WHAT IS BEING ASKED: Pictures stay out of the copy; restate everything else in the material exactly.

[Stored entries]

..............................

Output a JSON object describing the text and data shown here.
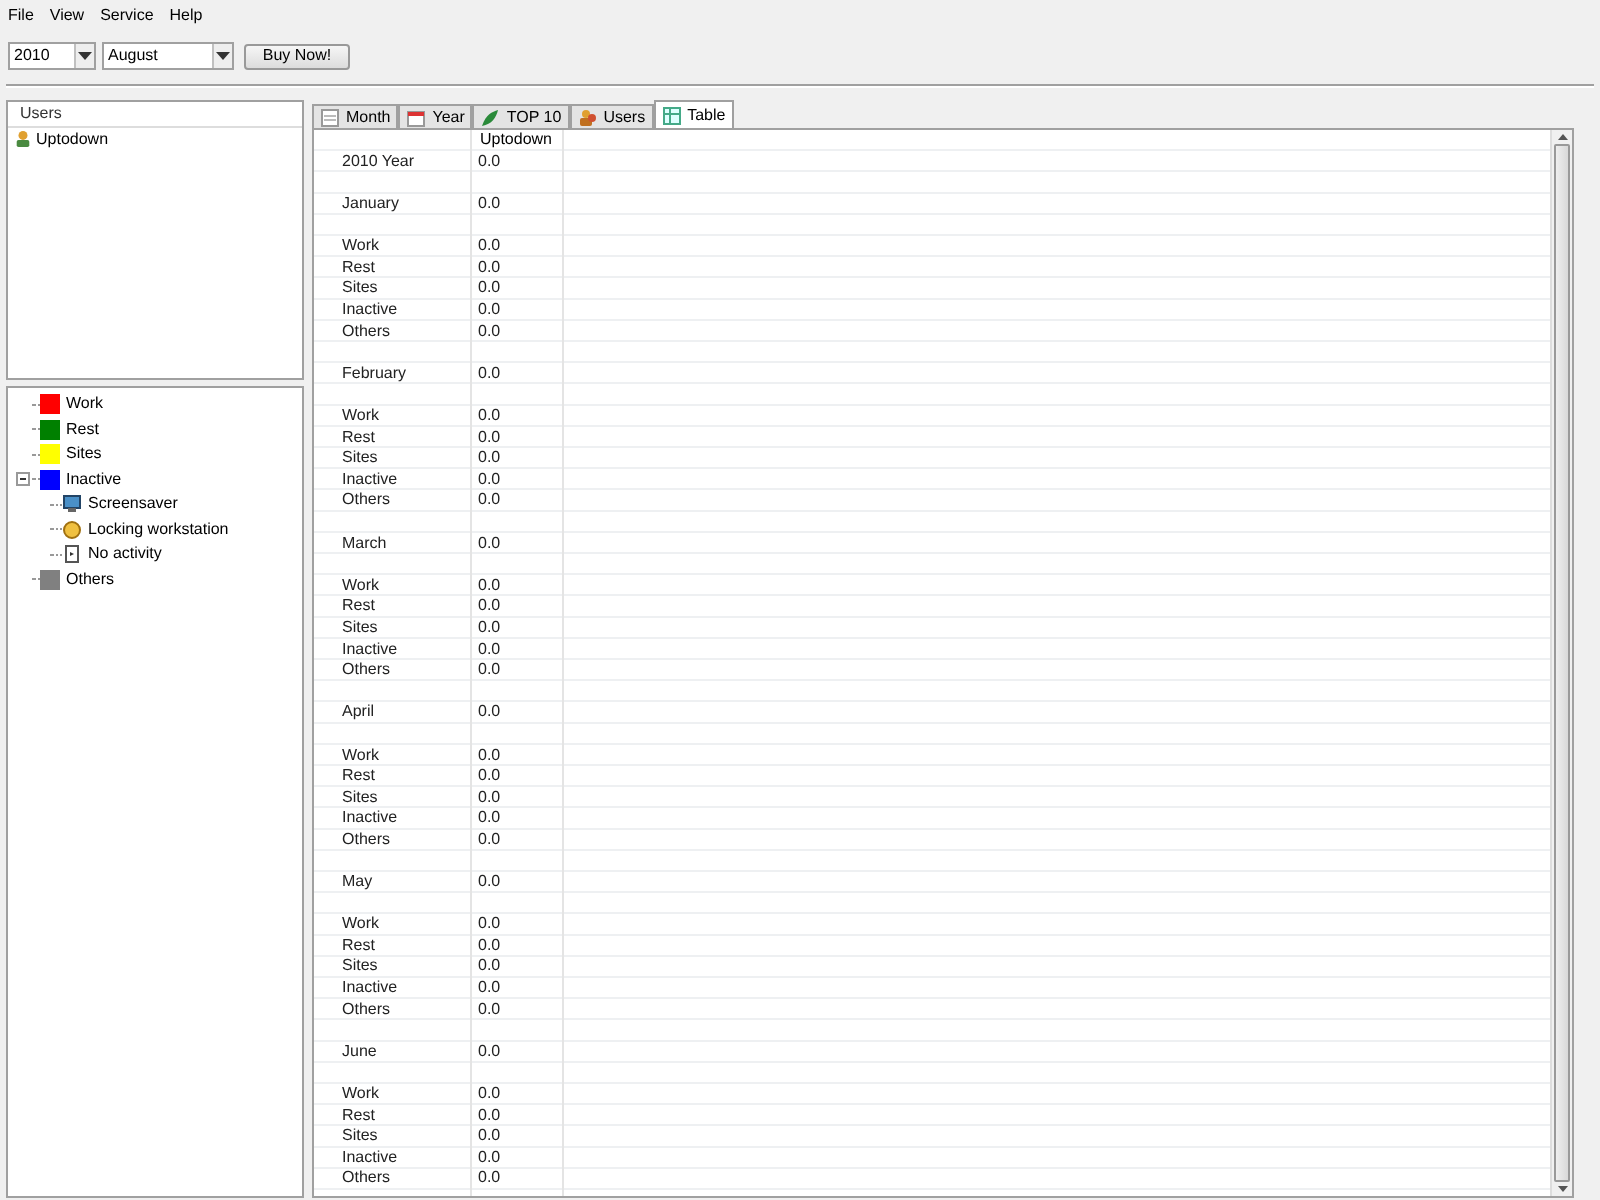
{
  "menu": [
    "File",
    "View",
    "Service",
    "Help"
  ],
  "toolbar": {
    "year": "2010",
    "month": "August",
    "buy_button": "Buy Now!"
  },
  "users_panel": {
    "header": "Users",
    "items": [
      {
        "label": "Uptodown",
        "selected": false
      }
    ]
  },
  "legend": [
    {
      "label": "Work",
      "color": "#ff0000"
    },
    {
      "label": "Rest",
      "color": "#008000"
    },
    {
      "label": "Sites",
      "color": "#ffff00"
    },
    {
      "label": "Inactive",
      "color": "#0000ff",
      "expanded": true,
      "children": [
        {
          "label": "Screensaver",
          "kind": "screen"
        },
        {
          "label": "Locking workstation",
          "kind": "lock"
        },
        {
          "label": "No activity",
          "kind": "idle"
        }
      ]
    },
    {
      "label": "Others",
      "color": "#808080"
    }
  ],
  "tabs": [
    {
      "label": "Month",
      "selected": false
    },
    {
      "label": "Year",
      "selected": false
    },
    {
      "label": "TOP 10",
      "selected": false
    },
    {
      "label": "Users",
      "selected": false
    },
    {
      "label": "Table",
      "selected": true
    }
  ],
  "table": {
    "column": "Uptodown",
    "year_row": {
      "label": "2010 Year",
      "value": "0.0"
    },
    "months": [
      {
        "label": "January",
        "value": "0.0",
        "rows": [
          {
            "label": "Work",
            "value": "0.0"
          },
          {
            "label": "Rest",
            "value": "0.0"
          },
          {
            "label": "Sites",
            "value": "0.0"
          },
          {
            "label": "Inactive",
            "value": "0.0"
          },
          {
            "label": "Others",
            "value": "0.0"
          }
        ]
      },
      {
        "label": "February",
        "value": "0.0",
        "rows": [
          {
            "label": "Work",
            "value": "0.0"
          },
          {
            "label": "Rest",
            "value": "0.0"
          },
          {
            "label": "Sites",
            "value": "0.0"
          },
          {
            "label": "Inactive",
            "value": "0.0"
          },
          {
            "label": "Others",
            "value": "0.0"
          }
        ]
      },
      {
        "label": "March",
        "value": "0.0",
        "rows": [
          {
            "label": "Work",
            "value": "0.0"
          },
          {
            "label": "Rest",
            "value": "0.0"
          },
          {
            "label": "Sites",
            "value": "0.0"
          },
          {
            "label": "Inactive",
            "value": "0.0"
          },
          {
            "label": "Others",
            "value": "0.0"
          }
        ]
      },
      {
        "label": "April",
        "value": "0.0",
        "rows": [
          {
            "label": "Work",
            "value": "0.0"
          },
          {
            "label": "Rest",
            "value": "0.0"
          },
          {
            "label": "Sites",
            "value": "0.0"
          },
          {
            "label": "Inactive",
            "value": "0.0"
          },
          {
            "label": "Others",
            "value": "0.0"
          }
        ]
      },
      {
        "label": "May",
        "value": "0.0",
        "rows": [
          {
            "label": "Work",
            "value": "0.0"
          },
          {
            "label": "Rest",
            "value": "0.0"
          },
          {
            "label": "Sites",
            "value": "0.0"
          },
          {
            "label": "Inactive",
            "value": "0.0"
          },
          {
            "label": "Others",
            "value": "0.0"
          }
        ]
      },
      {
        "label": "June",
        "value": "0.0",
        "rows": [
          {
            "label": "Work",
            "value": "0.0"
          },
          {
            "label": "Rest",
            "value": "0.0"
          },
          {
            "label": "Sites",
            "value": "0.0"
          },
          {
            "label": "Inactive",
            "value": "0.0"
          },
          {
            "label": "Others",
            "value": "0.0"
          }
        ]
      }
    ]
  }
}
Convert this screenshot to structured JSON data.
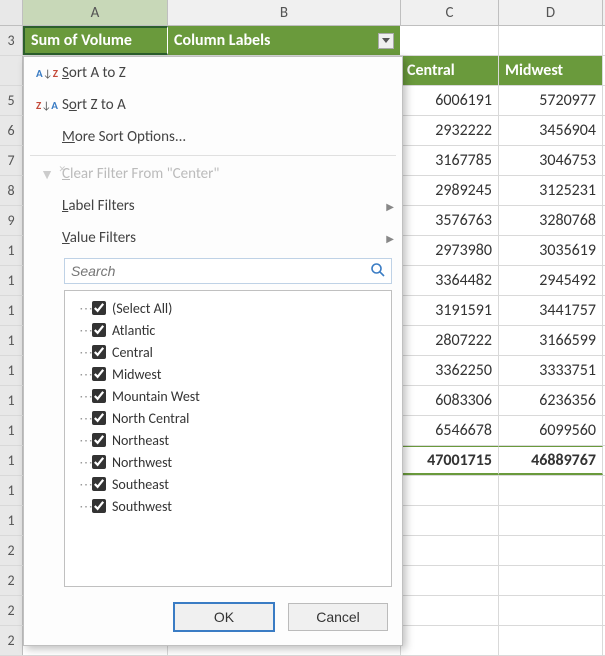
{
  "columns": {
    "rownum": "3",
    "A": "A",
    "B": "B",
    "C": "C",
    "D": "D"
  },
  "pivot": {
    "sumOf": "Sum of Volume",
    "colLabels": "Column Labels",
    "subheaders": {
      "C": "Central",
      "D": "Midwest"
    }
  },
  "data": {
    "rows": [
      {
        "C": "6006191",
        "D": "5720977"
      },
      {
        "C": "2932222",
        "D": "3456904"
      },
      {
        "C": "3167785",
        "D": "3046753"
      },
      {
        "C": "2989245",
        "D": "3125231"
      },
      {
        "C": "3576763",
        "D": "3280768"
      },
      {
        "C": "2973980",
        "D": "3035619"
      },
      {
        "C": "3364482",
        "D": "2945492"
      },
      {
        "C": "3191591",
        "D": "3441757"
      },
      {
        "C": "2807222",
        "D": "3166599"
      },
      {
        "C": "3362250",
        "D": "3333751"
      },
      {
        "C": "6083306",
        "D": "6236356"
      },
      {
        "C": "6546678",
        "D": "6099560"
      }
    ],
    "totals": {
      "C": "47001715",
      "D": "46889767"
    }
  },
  "dropdown": {
    "sortAZ": "Sort A to Z",
    "sortZA": "Sort Z to A",
    "moreSort": "More Sort Options...",
    "clearFilter": "Clear Filter From \"Center\"",
    "labelFilters": "Label Filters",
    "valueFilters": "Value Filters",
    "searchPlaceholder": "Search",
    "items": [
      "(Select All)",
      "Atlantic",
      "Central",
      "Midwest",
      "Mountain West",
      "North Central",
      "Northeast",
      "Northwest",
      "Southeast",
      "Southwest"
    ],
    "ok": "OK",
    "cancel": "Cancel"
  }
}
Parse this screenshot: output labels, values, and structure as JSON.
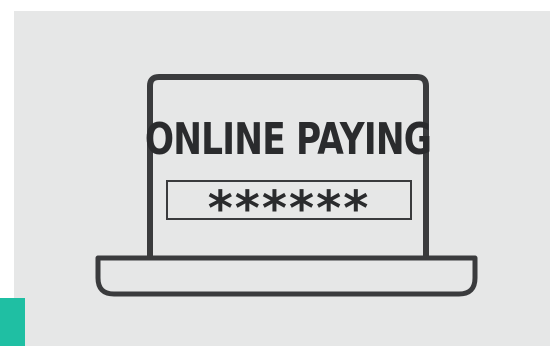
{
  "illustration": {
    "title": "ONLINE PAYING",
    "password_mask": "******",
    "icon": "laptop-icon"
  },
  "colors": {
    "background": "#e6e7e7",
    "outline": "#3a3b3d",
    "text": "#2a2b2d",
    "accent": "#1fbfa3"
  }
}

..............................

THE OUTPUT:
Output a JSON object describing the text and data shown here.
{
  "menu": [
    "File",
    "View",
    "Service",
    "Help"
  ],
  "toolbar": {
    "year": "2010",
    "month": "August",
    "buy_button": "Buy Now!"
  },
  "users_panel": {
    "header": "Users",
    "items": [
      {
        "label": "Uptodown",
        "selected": false
      }
    ]
  },
  "legend": [
    {
      "label": "Work",
      "color": "#ff0000"
    },
    {
      "label": "Rest",
      "color": "#008000"
    },
    {
      "label": "Sites",
      "color": "#ffff00"
    },
    {
      "label": "Inactive",
      "color": "#0000ff",
      "expanded": true,
      "children": [
        {
          "label": "Screensaver",
          "kind": "screen"
        },
        {
          "label": "Locking workstation",
          "kind": "lock"
        },
        {
          "label": "No activity",
          "kind": "idle"
        }
      ]
    },
    {
      "label": "Others",
      "color": "#808080"
    }
  ],
  "tabs": [
    {
      "label": "Month",
      "selected": false
    },
    {
      "label": "Year",
      "selected": false
    },
    {
      "label": "TOP 10",
      "selected": false
    },
    {
      "label": "Users",
      "selected": false
    },
    {
      "label": "Table",
      "selected": true
    }
  ],
  "table": {
    "column": "Uptodown",
    "year_row": {
      "label": "2010 Year",
      "value": "0.0"
    },
    "months": [
      {
        "label": "January",
        "value": "0.0",
        "rows": [
          {
            "label": "Work",
            "value": "0.0"
          },
          {
            "label": "Rest",
            "value": "0.0"
          },
          {
            "label": "Sites",
            "value": "0.0"
          },
          {
            "label": "Inactive",
            "value": "0.0"
          },
          {
            "label": "Others",
            "value": "0.0"
          }
        ]
      },
      {
        "label": "February",
        "value": "0.0",
        "rows": [
          {
            "label": "Work",
            "value": "0.0"
          },
          {
            "label": "Rest",
            "value": "0.0"
          },
          {
            "label": "Sites",
            "value": "0.0"
          },
          {
            "label": "Inactive",
            "value": "0.0"
          },
          {
            "label": "Others",
            "value": "0.0"
          }
        ]
      },
      {
        "label": "March",
        "value": "0.0",
        "rows": [
          {
            "label": "Work",
            "value": "0.0"
          },
          {
            "label": "Rest",
            "value": "0.0"
          },
          {
            "label": "Sites",
            "value": "0.0"
          },
          {
            "label": "Inactive",
            "value": "0.0"
          },
          {
            "label": "Others",
            "value": "0.0"
          }
        ]
      },
      {
        "label": "April",
        "value": "0.0",
        "rows": [
          {
            "label": "Work",
            "value": "0.0"
          },
          {
            "label": "Rest",
            "value": "0.0"
          },
          {
            "label": "Sites",
            "value": "0.0"
          },
          {
            "label": "Inactive",
            "value": "0.0"
          },
          {
            "label": "Others",
            "value": "0.0"
          }
        ]
      },
      {
        "label": "May",
        "value": "0.0",
        "rows": [
          {
            "label": "Work",
            "value": "0.0"
          },
          {
            "label": "Rest",
            "value": "0.0"
          },
          {
            "label": "Sites",
            "value": "0.0"
          },
          {
            "label": "Inactive",
            "value": "0.0"
          },
          {
            "label": "Others",
            "value": "0.0"
          }
        ]
      },
      {
        "label": "June",
        "value": "0.0",
        "rows": [
          {
            "label": "Work",
            "value": "0.0"
          },
          {
            "label": "Rest",
            "value": "0.0"
          },
          {
            "label": "Sites",
            "value": "0.0"
          },
          {
            "label": "Inactive",
            "value": "0.0"
          },
          {
            "label": "Others",
            "value": "0.0"
          }
        ]
      }
    ]
  }
}
Convert this screenshot to structured JSON data.
{
  "columns": {
    "rownum": "3",
    "A": "A",
    "B": "B",
    "C": "C",
    "D": "D"
  },
  "pivot": {
    "sumOf": "Sum of Volume",
    "colLabels": "Column Labels",
    "subheaders": {
      "C": "Central",
      "D": "Midwest"
    }
  },
  "data": {
    "rows": [
      {
        "C": "6006191",
        "D": "5720977"
      },
      {
        "C": "2932222",
        "D": "3456904"
      },
      {
        "C": "3167785",
        "D": "3046753"
      },
      {
        "C": "2989245",
        "D": "3125231"
      },
      {
        "C": "3576763",
        "D": "3280768"
      },
      {
        "C": "2973980",
        "D": "3035619"
      },
      {
        "C": "3364482",
        "D": "2945492"
      },
      {
        "C": "3191591",
        "D": "3441757"
      },
      {
        "C": "2807222",
        "D": "3166599"
      },
      {
        "C": "3362250",
        "D": "3333751"
      },
      {
        "C": "6083306",
        "D": "6236356"
      },
      {
        "C": "6546678",
        "D": "6099560"
      }
    ],
    "totals": {
      "C": "47001715",
      "D": "46889767"
    }
  },
  "dropdown": {
    "sortAZ": "Sort A to Z",
    "sortZA": "Sort Z to A",
    "moreSort": "More Sort Options...",
    "clearFilter": "Clear Filter From \"Center\"",
    "labelFilters": "Label Filters",
    "valueFilters": "Value Filters",
    "searchPlaceholder": "Search",
    "items": [
      "(Select All)",
      "Atlantic",
      "Central",
      "Midwest",
      "Mountain West",
      "North Central",
      "Northeast",
      "Northwest",
      "Southeast",
      "Southwest"
    ],
    "ok": "OK",
    "cancel": "Cancel"
  }
}
Parse this screenshot: output labels, values, and structure as JSON.
{
  "illustration": {
    "title": "ONLINE PAYING",
    "password_mask": "******",
    "icon": "laptop-icon"
  },
  "colors": {
    "background": "#e6e7e7",
    "outline": "#3a3b3d",
    "text": "#2a2b2d",
    "accent": "#1fbfa3"
  }
}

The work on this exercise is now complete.